**MATERIAL PROVIDED:**
---

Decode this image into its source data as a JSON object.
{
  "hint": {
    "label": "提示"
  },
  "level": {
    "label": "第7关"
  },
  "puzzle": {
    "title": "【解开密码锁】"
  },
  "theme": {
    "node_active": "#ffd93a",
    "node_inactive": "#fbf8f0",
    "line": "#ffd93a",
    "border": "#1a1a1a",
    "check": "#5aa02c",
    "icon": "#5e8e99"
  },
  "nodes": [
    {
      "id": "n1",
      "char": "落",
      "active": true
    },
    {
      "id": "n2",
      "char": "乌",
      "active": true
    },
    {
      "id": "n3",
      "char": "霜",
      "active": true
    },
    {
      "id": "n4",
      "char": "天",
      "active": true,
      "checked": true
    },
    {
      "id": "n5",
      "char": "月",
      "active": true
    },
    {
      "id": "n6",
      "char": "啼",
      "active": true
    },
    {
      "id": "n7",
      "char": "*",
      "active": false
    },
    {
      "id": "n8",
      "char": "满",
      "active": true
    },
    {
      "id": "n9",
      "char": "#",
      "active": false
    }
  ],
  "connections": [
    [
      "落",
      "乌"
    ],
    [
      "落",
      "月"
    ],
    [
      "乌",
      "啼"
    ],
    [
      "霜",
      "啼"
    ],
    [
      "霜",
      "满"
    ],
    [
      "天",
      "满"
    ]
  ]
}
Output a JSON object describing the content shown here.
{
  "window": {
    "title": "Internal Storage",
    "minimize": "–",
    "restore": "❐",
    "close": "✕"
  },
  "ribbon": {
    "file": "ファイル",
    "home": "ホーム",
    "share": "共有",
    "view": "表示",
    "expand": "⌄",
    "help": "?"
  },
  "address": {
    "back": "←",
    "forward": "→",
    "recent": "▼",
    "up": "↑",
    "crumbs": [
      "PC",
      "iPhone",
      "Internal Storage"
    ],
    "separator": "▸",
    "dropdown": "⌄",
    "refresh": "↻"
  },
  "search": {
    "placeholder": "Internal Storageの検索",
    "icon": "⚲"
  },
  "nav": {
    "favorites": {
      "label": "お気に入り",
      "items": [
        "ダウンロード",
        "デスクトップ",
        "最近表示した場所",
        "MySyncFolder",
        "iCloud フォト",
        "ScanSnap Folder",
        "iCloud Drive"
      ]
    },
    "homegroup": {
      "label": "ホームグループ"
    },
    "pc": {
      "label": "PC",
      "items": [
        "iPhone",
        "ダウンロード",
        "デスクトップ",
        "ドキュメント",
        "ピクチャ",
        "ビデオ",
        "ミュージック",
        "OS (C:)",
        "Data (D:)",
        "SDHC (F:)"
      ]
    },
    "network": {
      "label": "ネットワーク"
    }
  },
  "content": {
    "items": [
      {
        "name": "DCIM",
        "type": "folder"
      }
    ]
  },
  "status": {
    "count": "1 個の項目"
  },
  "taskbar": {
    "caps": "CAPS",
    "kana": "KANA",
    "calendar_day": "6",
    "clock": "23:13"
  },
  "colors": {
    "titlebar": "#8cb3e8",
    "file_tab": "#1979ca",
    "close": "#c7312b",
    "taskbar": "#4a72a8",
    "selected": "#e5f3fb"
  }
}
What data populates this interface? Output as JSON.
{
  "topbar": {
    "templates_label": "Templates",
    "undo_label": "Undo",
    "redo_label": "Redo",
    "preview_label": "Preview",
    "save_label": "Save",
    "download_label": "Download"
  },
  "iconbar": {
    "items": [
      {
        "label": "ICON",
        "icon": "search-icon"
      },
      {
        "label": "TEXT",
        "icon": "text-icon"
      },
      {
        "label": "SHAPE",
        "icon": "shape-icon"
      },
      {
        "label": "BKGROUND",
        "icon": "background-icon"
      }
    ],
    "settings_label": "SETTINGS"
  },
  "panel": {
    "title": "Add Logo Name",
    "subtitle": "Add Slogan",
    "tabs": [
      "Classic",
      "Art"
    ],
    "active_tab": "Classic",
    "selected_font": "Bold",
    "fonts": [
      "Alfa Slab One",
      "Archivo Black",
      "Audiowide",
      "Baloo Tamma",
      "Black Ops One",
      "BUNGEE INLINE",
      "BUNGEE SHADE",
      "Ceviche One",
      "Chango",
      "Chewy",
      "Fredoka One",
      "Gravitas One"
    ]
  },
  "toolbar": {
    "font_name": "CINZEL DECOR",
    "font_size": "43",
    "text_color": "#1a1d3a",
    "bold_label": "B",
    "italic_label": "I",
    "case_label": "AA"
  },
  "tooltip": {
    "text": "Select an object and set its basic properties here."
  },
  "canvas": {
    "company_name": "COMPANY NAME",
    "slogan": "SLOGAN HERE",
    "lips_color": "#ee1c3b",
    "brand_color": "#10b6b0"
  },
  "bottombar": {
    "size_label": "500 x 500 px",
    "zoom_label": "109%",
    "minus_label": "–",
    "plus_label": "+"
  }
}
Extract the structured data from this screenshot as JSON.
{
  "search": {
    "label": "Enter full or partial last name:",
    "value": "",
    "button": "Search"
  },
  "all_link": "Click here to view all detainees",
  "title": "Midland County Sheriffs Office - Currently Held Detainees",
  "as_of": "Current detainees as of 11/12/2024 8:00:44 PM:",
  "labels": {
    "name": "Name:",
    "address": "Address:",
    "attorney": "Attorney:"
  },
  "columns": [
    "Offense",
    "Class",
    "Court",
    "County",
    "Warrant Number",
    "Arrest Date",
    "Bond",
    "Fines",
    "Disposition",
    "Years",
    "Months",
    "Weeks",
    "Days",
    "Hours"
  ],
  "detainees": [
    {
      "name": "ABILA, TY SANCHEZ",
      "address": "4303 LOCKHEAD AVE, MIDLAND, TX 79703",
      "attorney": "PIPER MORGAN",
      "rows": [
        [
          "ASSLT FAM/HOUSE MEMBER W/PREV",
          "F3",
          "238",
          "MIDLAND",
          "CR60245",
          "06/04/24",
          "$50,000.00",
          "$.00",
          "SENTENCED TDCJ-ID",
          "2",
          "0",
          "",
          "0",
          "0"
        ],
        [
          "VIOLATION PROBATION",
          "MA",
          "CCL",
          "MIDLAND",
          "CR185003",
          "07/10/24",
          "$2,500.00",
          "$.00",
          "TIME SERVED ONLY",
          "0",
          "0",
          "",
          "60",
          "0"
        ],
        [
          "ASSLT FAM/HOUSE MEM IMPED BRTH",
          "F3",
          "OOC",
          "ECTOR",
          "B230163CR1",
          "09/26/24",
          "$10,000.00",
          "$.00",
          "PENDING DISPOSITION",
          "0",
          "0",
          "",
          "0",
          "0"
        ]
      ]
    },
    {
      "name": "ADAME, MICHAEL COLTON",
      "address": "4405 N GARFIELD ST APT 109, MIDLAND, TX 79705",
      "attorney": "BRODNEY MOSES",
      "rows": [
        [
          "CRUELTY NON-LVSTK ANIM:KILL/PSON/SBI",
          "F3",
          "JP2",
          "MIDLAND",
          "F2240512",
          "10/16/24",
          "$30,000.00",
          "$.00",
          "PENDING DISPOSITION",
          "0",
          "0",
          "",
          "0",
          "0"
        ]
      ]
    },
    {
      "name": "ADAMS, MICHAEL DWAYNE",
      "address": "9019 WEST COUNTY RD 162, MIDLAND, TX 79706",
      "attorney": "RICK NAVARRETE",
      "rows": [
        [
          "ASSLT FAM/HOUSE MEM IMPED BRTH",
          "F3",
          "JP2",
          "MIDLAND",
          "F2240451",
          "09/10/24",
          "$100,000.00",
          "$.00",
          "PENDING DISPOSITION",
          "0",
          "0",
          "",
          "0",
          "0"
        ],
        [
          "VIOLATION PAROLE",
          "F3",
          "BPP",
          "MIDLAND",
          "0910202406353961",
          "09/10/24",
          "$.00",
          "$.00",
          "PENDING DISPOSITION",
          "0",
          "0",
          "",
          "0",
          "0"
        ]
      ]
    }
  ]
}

---

**YOUR INSTRUCTIONS:** Repeat all of the records above exactly as they appear.

**WRITTEN SOLUTION:**
Decode this image into its source data as a JSON object.
{
  "hint": {
    "label": "提示"
  },
  "level": {
    "label": "第7关"
  },
  "puzzle": {
    "title": "【解开密码锁】"
  },
  "theme": {
    "node_active": "#ffd93a",
    "node_inactive": "#fbf8f0",
    "line": "#ffd93a",
    "border": "#1a1a1a",
    "check": "#5aa02c",
    "icon": "#5e8e99"
  },
  "nodes": [
    {
      "id": "n1",
      "char": "落",
      "active": true
    },
    {
      "id": "n2",
      "char": "乌",
      "active": true
    },
    {
      "id": "n3",
      "char": "霜",
      "active": true
    },
    {
      "id": "n4",
      "char": "天",
      "active": true,
      "checked": true
    },
    {
      "id": "n5",
      "char": "月",
      "active": true
    },
    {
      "id": "n6",
      "char": "啼",
      "active": true
    },
    {
      "id": "n7",
      "char": "*",
      "active": false
    },
    {
      "id": "n8",
      "char": "满",
      "active": true
    },
    {
      "id": "n9",
      "char": "#",
      "active": false
    }
  ],
  "connections": [
    [
      "落",
      "乌"
    ],
    [
      "落",
      "月"
    ],
    [
      "乌",
      "啼"
    ],
    [
      "霜",
      "啼"
    ],
    [
      "霜",
      "满"
    ],
    [
      "天",
      "满"
    ]
  ]
}
Output a JSON object describing the content shown here.
{
  "window": {
    "title": "Internal Storage",
    "minimize": "–",
    "restore": "❐",
    "close": "✕"
  },
  "ribbon": {
    "file": "ファイル",
    "home": "ホーム",
    "share": "共有",
    "view": "表示",
    "expand": "⌄",
    "help": "?"
  },
  "address": {
    "back": "←",
    "forward": "→",
    "recent": "▼",
    "up": "↑",
    "crumbs": [
      "PC",
      "iPhone",
      "Internal Storage"
    ],
    "separator": "▸",
    "dropdown": "⌄",
    "refresh": "↻"
  },
  "search": {
    "placeholder": "Internal Storageの検索",
    "icon": "⚲"
  },
  "nav": {
    "favorites": {
      "label": "お気に入り",
      "items": [
        "ダウンロード",
        "デスクトップ",
        "最近表示した場所",
        "MySyncFolder",
        "iCloud フォト",
        "ScanSnap Folder",
        "iCloud Drive"
      ]
    },
    "homegroup": {
      "label": "ホームグループ"
    },
    "pc": {
      "label": "PC",
      "items": [
        "iPhone",
        "ダウンロード",
        "デスクトップ",
        "ドキュメント",
        "ピクチャ",
        "ビデオ",
        "ミュージック",
        "OS (C:)",
        "Data (D:)",
        "SDHC (F:)"
      ]
    },
    "network": {
      "label": "ネットワーク"
    }
  },
  "content": {
    "items": [
      {
        "name": "DCIM",
        "type": "folder"
      }
    ]
  },
  "status": {
    "count": "1 個の項目"
  },
  "taskbar": {
    "caps": "CAPS",
    "kana": "KANA",
    "calendar_day": "6",
    "clock": "23:13"
  },
  "colors": {
    "titlebar": "#8cb3e8",
    "file_tab": "#1979ca",
    "close": "#c7312b",
    "taskbar": "#4a72a8",
    "selected": "#e5f3fb"
  }
}
What data populates this interface? Output as JSON.
{
  "topbar": {
    "templates_label": "Templates",
    "undo_label": "Undo",
    "redo_label": "Redo",
    "preview_label": "Preview",
    "save_label": "Save",
    "download_label": "Download"
  },
  "iconbar": {
    "items": [
      {
        "label": "ICON",
        "icon": "search-icon"
      },
      {
        "label": "TEXT",
        "icon": "text-icon"
      },
      {
        "label": "SHAPE",
        "icon": "shape-icon"
      },
      {
        "label": "BKGROUND",
        "icon": "background-icon"
      }
    ],
    "settings_label": "SETTINGS"
  },
  "panel": {
    "title": "Add Logo Name",
    "subtitle": "Add Slogan",
    "tabs": [
      "Classic",
      "Art"
    ],
    "active_tab": "Classic",
    "selected_font": "Bold",
    "fonts": [
      "Alfa Slab One",
      "Archivo Black",
      "Audiowide",
      "Baloo Tamma",
      "Black Ops One",
      "BUNGEE INLINE",
      "BUNGEE SHADE",
      "Ceviche One",
      "Chango",
      "Chewy",
      "Fredoka One",
      "Gravitas One"
    ]
  },
  "toolbar": {
    "font_name": "CINZEL DECOR",
    "font_size": "43",
    "text_color": "#1a1d3a",
    "bold_label": "B",
    "italic_label": "I",
    "case_label": "AA"
  },
  "tooltip": {
    "text": "Select an object and set its basic properties here."
  },
  "canvas": {
    "company_name": "COMPANY NAME",
    "slogan": "SLOGAN HERE",
    "lips_color": "#ee1c3b",
    "brand_color": "#10b6b0"
  },
  "bottombar": {
    "size_label": "500 x 500 px",
    "zoom_label": "109%",
    "minus_label": "–",
    "plus_label": "+"
  }
}
Extract the structured data from this screenshot as JSON.
{
  "search": {
    "label": "Enter full or partial last name:",
    "value": "",
    "button": "Search"
  },
  "all_link": "Click here to view all detainees",
  "title": "Midland County Sheriffs Office - Currently Held Detainees",
  "as_of": "Current detainees as of 11/12/2024 8:00:44 PM:",
  "labels": {
    "name": "Name:",
    "address": "Address:",
    "attorney": "Attorney:"
  },
  "columns": [
    "Offense",
    "Class",
    "Court",
    "County",
    "Warrant Number",
    "Arrest Date",
    "Bond",
    "Fines",
    "Disposition",
    "Years",
    "Months",
    "Weeks",
    "Days",
    "Hours"
  ],
  "detainees": [
    {
      "name": "ABILA, TY SANCHEZ",
      "address": "4303 LOCKHEAD AVE, MIDLAND, TX 79703",
      "attorney": "PIPER MORGAN",
      "rows": [
        [
          "ASSLT FAM/HOUSE MEMBER W/PREV",
          "F3",
          "238",
          "MIDLAND",
          "CR60245",
          "06/04/24",
          "$50,000.00",
          "$.00",
          "SENTENCED TDCJ-ID",
          "2",
          "0",
          "",
          "0",
          "0"
        ],
        [
          "VIOLATION PROBATION",
          "MA",
          "CCL",
          "MIDLAND",
          "CR185003",
          "07/10/24",
          "$2,500.00",
          "$.00",
          "TIME SERVED ONLY",
          "0",
          "0",
          "",
          "60",
          "0"
        ],
        [
          "ASSLT FAM/HOUSE MEM IMPED BRTH",
          "F3",
          "OOC",
          "ECTOR",
          "B230163CR1",
          "09/26/24",
          "$10,000.00",
          "$.00",
          "PENDING DISPOSITION",
          "0",
          "0",
          "",
          "0",
          "0"
        ]
      ]
    },
    {
      "name": "ADAME, MICHAEL COLTON",
      "address": "4405 N GARFIELD ST APT 109, MIDLAND, TX 79705",
      "attorney": "BRODNEY MOSES",
      "rows": [
        [
          "CRUELTY NON-LVSTK ANIM:KILL/PSON/SBI",
          "F3",
          "JP2",
          "MIDLAND",
          "F2240512",
          "10/16/24",
          "$30,000.00",
          "$.00",
          "PENDING DISPOSITION",
          "0",
          "0",
          "",
          "0",
          "0"
        ]
      ]
    },
    {
      "name": "ADAMS, MICHAEL DWAYNE",
      "address": "9019 WEST COUNTY RD 162, MIDLAND, TX 79706",
      "attorney": "RICK NAVARRETE",
      "rows": [
        [
          "ASSLT FAM/HOUSE MEM IMPED BRTH",
          "F3",
          "JP2",
          "MIDLAND",
          "F2240451",
          "09/10/24",
          "$100,000.00",
          "$.00",
          "PENDING DISPOSITION",
          "0",
          "0",
          "",
          "0",
          "0"
        ],
        [
          "VIOLATION PAROLE",
          "F3",
          "BPP",
          "MIDLAND",
          "0910202406353961",
          "09/10/24",
          "$.00",
          "$.00",
          "PENDING DISPOSITION",
          "0",
          "0",
          "",
          "0",
          "0"
        ]
      ]
    }
  ]
}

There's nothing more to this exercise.